### Your task
All of the data must be printed exactly; please include every line.

### Entries

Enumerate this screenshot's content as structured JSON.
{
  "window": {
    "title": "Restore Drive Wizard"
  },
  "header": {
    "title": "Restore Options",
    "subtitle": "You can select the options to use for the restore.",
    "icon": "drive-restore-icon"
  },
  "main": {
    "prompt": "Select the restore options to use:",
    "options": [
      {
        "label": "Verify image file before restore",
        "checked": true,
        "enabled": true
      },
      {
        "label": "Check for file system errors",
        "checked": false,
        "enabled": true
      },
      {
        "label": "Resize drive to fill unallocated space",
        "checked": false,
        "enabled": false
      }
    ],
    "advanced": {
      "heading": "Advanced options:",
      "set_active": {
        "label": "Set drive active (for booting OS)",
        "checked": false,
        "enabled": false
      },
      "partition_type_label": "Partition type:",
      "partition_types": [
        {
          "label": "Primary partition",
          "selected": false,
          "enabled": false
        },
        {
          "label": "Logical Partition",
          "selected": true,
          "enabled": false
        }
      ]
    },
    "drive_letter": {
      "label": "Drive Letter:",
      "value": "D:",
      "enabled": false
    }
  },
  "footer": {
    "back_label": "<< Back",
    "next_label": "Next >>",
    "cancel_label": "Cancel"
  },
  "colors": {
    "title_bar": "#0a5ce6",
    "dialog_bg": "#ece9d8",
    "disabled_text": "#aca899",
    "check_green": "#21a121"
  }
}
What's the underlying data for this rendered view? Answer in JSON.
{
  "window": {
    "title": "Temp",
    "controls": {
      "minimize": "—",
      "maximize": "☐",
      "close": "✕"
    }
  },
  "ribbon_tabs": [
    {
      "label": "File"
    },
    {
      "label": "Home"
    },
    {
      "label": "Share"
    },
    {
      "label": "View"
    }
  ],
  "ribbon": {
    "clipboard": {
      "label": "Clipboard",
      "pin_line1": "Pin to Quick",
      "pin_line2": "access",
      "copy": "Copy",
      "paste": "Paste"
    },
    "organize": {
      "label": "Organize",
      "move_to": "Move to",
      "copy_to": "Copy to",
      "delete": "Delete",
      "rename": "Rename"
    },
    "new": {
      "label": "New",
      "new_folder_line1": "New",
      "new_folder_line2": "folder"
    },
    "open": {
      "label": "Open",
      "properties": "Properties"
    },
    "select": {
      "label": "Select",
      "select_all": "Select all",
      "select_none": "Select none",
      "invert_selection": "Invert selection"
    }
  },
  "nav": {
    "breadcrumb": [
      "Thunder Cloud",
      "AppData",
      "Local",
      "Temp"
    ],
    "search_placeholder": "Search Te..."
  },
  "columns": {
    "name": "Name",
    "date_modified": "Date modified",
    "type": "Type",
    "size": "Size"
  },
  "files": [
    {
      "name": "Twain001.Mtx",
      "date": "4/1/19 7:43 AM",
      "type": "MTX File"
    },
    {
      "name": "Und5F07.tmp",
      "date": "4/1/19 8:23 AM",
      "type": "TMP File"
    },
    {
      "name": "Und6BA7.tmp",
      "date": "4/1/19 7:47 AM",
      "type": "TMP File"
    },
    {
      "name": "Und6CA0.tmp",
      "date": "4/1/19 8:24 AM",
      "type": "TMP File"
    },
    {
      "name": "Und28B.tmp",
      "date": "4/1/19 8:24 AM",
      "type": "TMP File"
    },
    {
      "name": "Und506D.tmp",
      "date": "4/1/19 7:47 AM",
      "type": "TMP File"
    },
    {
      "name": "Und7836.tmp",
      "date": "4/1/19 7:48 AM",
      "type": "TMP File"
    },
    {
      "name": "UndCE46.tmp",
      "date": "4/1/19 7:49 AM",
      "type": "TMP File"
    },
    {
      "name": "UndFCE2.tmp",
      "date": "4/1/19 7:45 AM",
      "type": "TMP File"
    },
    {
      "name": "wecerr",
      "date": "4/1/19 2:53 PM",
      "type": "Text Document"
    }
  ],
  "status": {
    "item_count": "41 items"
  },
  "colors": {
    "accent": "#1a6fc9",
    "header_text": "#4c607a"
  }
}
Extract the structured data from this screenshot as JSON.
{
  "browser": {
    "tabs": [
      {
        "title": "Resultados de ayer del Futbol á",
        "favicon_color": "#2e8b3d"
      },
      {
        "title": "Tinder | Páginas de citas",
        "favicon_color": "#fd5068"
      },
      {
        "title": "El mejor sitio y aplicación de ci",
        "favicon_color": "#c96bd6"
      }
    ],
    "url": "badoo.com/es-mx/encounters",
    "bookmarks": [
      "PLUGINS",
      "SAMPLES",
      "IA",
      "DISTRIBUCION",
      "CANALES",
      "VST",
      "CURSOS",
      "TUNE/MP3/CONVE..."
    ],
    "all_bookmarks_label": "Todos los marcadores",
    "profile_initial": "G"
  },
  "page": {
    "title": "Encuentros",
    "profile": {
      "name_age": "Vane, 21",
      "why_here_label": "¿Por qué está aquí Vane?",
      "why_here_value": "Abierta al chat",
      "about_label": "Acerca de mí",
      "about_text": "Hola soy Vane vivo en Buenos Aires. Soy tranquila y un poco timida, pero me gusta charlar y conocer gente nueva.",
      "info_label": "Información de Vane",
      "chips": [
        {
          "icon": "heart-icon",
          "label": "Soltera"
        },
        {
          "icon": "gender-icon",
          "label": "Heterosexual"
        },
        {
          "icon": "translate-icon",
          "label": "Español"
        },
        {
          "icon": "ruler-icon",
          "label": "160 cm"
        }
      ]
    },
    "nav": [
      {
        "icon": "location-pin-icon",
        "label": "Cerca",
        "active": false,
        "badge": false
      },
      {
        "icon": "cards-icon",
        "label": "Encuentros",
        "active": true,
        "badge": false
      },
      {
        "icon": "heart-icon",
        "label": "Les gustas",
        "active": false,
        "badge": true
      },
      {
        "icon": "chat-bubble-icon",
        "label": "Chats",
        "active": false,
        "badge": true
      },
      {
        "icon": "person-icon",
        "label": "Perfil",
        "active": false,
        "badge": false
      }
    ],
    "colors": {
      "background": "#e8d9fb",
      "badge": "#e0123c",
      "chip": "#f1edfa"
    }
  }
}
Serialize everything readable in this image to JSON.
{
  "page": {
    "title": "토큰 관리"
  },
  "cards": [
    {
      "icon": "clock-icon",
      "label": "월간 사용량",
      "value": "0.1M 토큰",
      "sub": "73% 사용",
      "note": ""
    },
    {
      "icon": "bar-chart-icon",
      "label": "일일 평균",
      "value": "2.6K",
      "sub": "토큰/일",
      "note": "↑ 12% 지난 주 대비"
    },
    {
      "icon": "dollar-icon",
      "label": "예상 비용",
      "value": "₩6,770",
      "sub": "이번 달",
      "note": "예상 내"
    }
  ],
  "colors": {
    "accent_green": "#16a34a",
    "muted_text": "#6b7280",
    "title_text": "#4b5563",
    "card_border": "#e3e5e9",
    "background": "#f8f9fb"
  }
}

### Output of the exercise
Enumerate this screenshot's content as structured JSON.
{
  "window": {
    "title": "Restore Drive Wizard"
  },
  "header": {
    "title": "Restore Options",
    "subtitle": "You can select the options to use for the restore.",
    "icon": "drive-restore-icon"
  },
  "main": {
    "prompt": "Select the restore options to use:",
    "options": [
      {
        "label": "Verify image file before restore",
        "checked": true,
        "enabled": true
      },
      {
        "label": "Check for file system errors",
        "checked": false,
        "enabled": true
      },
      {
        "label": "Resize drive to fill unallocated space",
        "checked": false,
        "enabled": false
      }
    ],
    "advanced": {
      "heading": "Advanced options:",
      "set_active": {
        "label": "Set drive active (for booting OS)",
        "checked": false,
        "enabled": false
      },
      "partition_type_label": "Partition type:",
      "partition_types": [
        {
          "label": "Primary partition",
          "selected": false,
          "enabled": false
        },
        {
          "label": "Logical Partition",
          "selected": true,
          "enabled": false
        }
      ]
    },
    "drive_letter": {
      "label": "Drive Letter:",
      "value": "D:",
      "enabled": false
    }
  },
  "footer": {
    "back_label": "<< Back",
    "next_label": "Next >>",
    "cancel_label": "Cancel"
  },
  "colors": {
    "title_bar": "#0a5ce6",
    "dialog_bg": "#ece9d8",
    "disabled_text": "#aca899",
    "check_green": "#21a121"
  }
}
What's the underlying data for this rendered view? Answer in JSON.
{
  "window": {
    "title": "Temp",
    "controls": {
      "minimize": "—",
      "maximize": "☐",
      "close": "✕"
    }
  },
  "ribbon_tabs": [
    {
      "label": "File"
    },
    {
      "label": "Home"
    },
    {
      "label": "Share"
    },
    {
      "label": "View"
    }
  ],
  "ribbon": {
    "clipboard": {
      "label": "Clipboard",
      "pin_line1": "Pin to Quick",
      "pin_line2": "access",
      "copy": "Copy",
      "paste": "Paste"
    },
    "organize": {
      "label": "Organize",
      "move_to": "Move to",
      "copy_to": "Copy to",
      "delete": "Delete",
      "rename": "Rename"
    },
    "new": {
      "label": "New",
      "new_folder_line1": "New",
      "new_folder_line2": "folder"
    },
    "open": {
      "label": "Open",
      "properties": "Properties"
    },
    "select": {
      "label": "Select",
      "select_all": "Select all",
      "select_none": "Select none",
      "invert_selection": "Invert selection"
    }
  },
  "nav": {
    "breadcrumb": [
      "Thunder Cloud",
      "AppData",
      "Local",
      "Temp"
    ],
    "search_placeholder": "Search Te..."
  },
  "columns": {
    "name": "Name",
    "date_modified": "Date modified",
    "type": "Type",
    "size": "Size"
  },
  "files": [
    {
      "name": "Twain001.Mtx",
      "date": "4/1/19 7:43 AM",
      "type": "MTX File"
    },
    {
      "name": "Und5F07.tmp",
      "date": "4/1/19 8:23 AM",
      "type": "TMP File"
    },
    {
      "name": "Und6BA7.tmp",
      "date": "4/1/19 7:47 AM",
      "type": "TMP File"
    },
    {
      "name": "Und6CA0.tmp",
      "date": "4/1/19 8:24 AM",
      "type": "TMP File"
    },
    {
      "name": "Und28B.tmp",
      "date": "4/1/19 8:24 AM",
      "type": "TMP File"
    },
    {
      "name": "Und506D.tmp",
      "date": "4/1/19 7:47 AM",
      "type": "TMP File"
    },
    {
      "name": "Und7836.tmp",
      "date": "4/1/19 7:48 AM",
      "type": "TMP File"
    },
    {
      "name": "UndCE46.tmp",
      "date": "4/1/19 7:49 AM",
      "type": "TMP File"
    },
    {
      "name": "UndFCE2.tmp",
      "date": "4/1/19 7:45 AM",
      "type": "TMP File"
    },
    {
      "name": "wecerr",
      "date": "4/1/19 2:53 PM",
      "type": "Text Document"
    }
  ],
  "status": {
    "item_count": "41 items"
  },
  "colors": {
    "accent": "#1a6fc9",
    "header_text": "#4c607a"
  }
}
Extract the structured data from this screenshot as JSON.
{
  "browser": {
    "tabs": [
      {
        "title": "Resultados de ayer del Futbol á",
        "favicon_color": "#2e8b3d"
      },
      {
        "title": "Tinder | Páginas de citas",
        "favicon_color": "#fd5068"
      },
      {
        "title": "El mejor sitio y aplicación de ci",
        "favicon_color": "#c96bd6"
      }
    ],
    "url": "badoo.com/es-mx/encounters",
    "bookmarks": [
      "PLUGINS",
      "SAMPLES",
      "IA",
      "DISTRIBUCION",
      "CANALES",
      "VST",
      "CURSOS",
      "TUNE/MP3/CONVE..."
    ],
    "all_bookmarks_label": "Todos los marcadores",
    "profile_initial": "G"
  },
  "page": {
    "title": "Encuentros",
    "profile": {
      "name_age": "Vane, 21",
      "why_here_label": "¿Por qué está aquí Vane?",
      "why_here_value": "Abierta al chat",
      "about_label": "Acerca de mí",
      "about_text": "Hola soy Vane vivo en Buenos Aires. Soy tranquila y un poco timida, pero me gusta charlar y conocer gente nueva.",
      "info_label": "Información de Vane",
      "chips": [
        {
          "icon": "heart-icon",
          "label": "Soltera"
        },
        {
          "icon": "gender-icon",
          "label": "Heterosexual"
        },
        {
          "icon": "translate-icon",
          "label": "Español"
        },
        {
          "icon": "ruler-icon",
          "label": "160 cm"
        }
      ]
    },
    "nav": [
      {
        "icon": "location-pin-icon",
        "label": "Cerca",
        "active": false,
        "badge": false
      },
      {
        "icon": "cards-icon",
        "label": "Encuentros",
        "active": true,
        "badge": false
      },
      {
        "icon": "heart-icon",
        "label": "Les gustas",
        "active": false,
        "badge": true
      },
      {
        "icon": "chat-bubble-icon",
        "label": "Chats",
        "active": false,
        "badge": true
      },
      {
        "icon": "person-icon",
        "label": "Perfil",
        "active": false,
        "badge": false
      }
    ],
    "colors": {
      "background": "#e8d9fb",
      "badge": "#e0123c",
      "chip": "#f1edfa"
    }
  }
}
Serialize everything readable in this image to JSON.
{
  "page": {
    "title": "토큰 관리"
  },
  "cards": [
    {
      "icon": "clock-icon",
      "label": "월간 사용량",
      "value": "0.1M 토큰",
      "sub": "73% 사용",
      "note": ""
    },
    {
      "icon": "bar-chart-icon",
      "label": "일일 평균",
      "value": "2.6K",
      "sub": "토큰/일",
      "note": "↑ 12% 지난 주 대비"
    },
    {
      "icon": "dollar-icon",
      "label": "예상 비용",
      "value": "₩6,770",
      "sub": "이번 달",
      "note": "예상 내"
    }
  ],
  "colors": {
    "accent_green": "#16a34a",
    "muted_text": "#6b7280",
    "title_text": "#4b5563",
    "card_border": "#e3e5e9",
    "background": "#f8f9fb"
  }
}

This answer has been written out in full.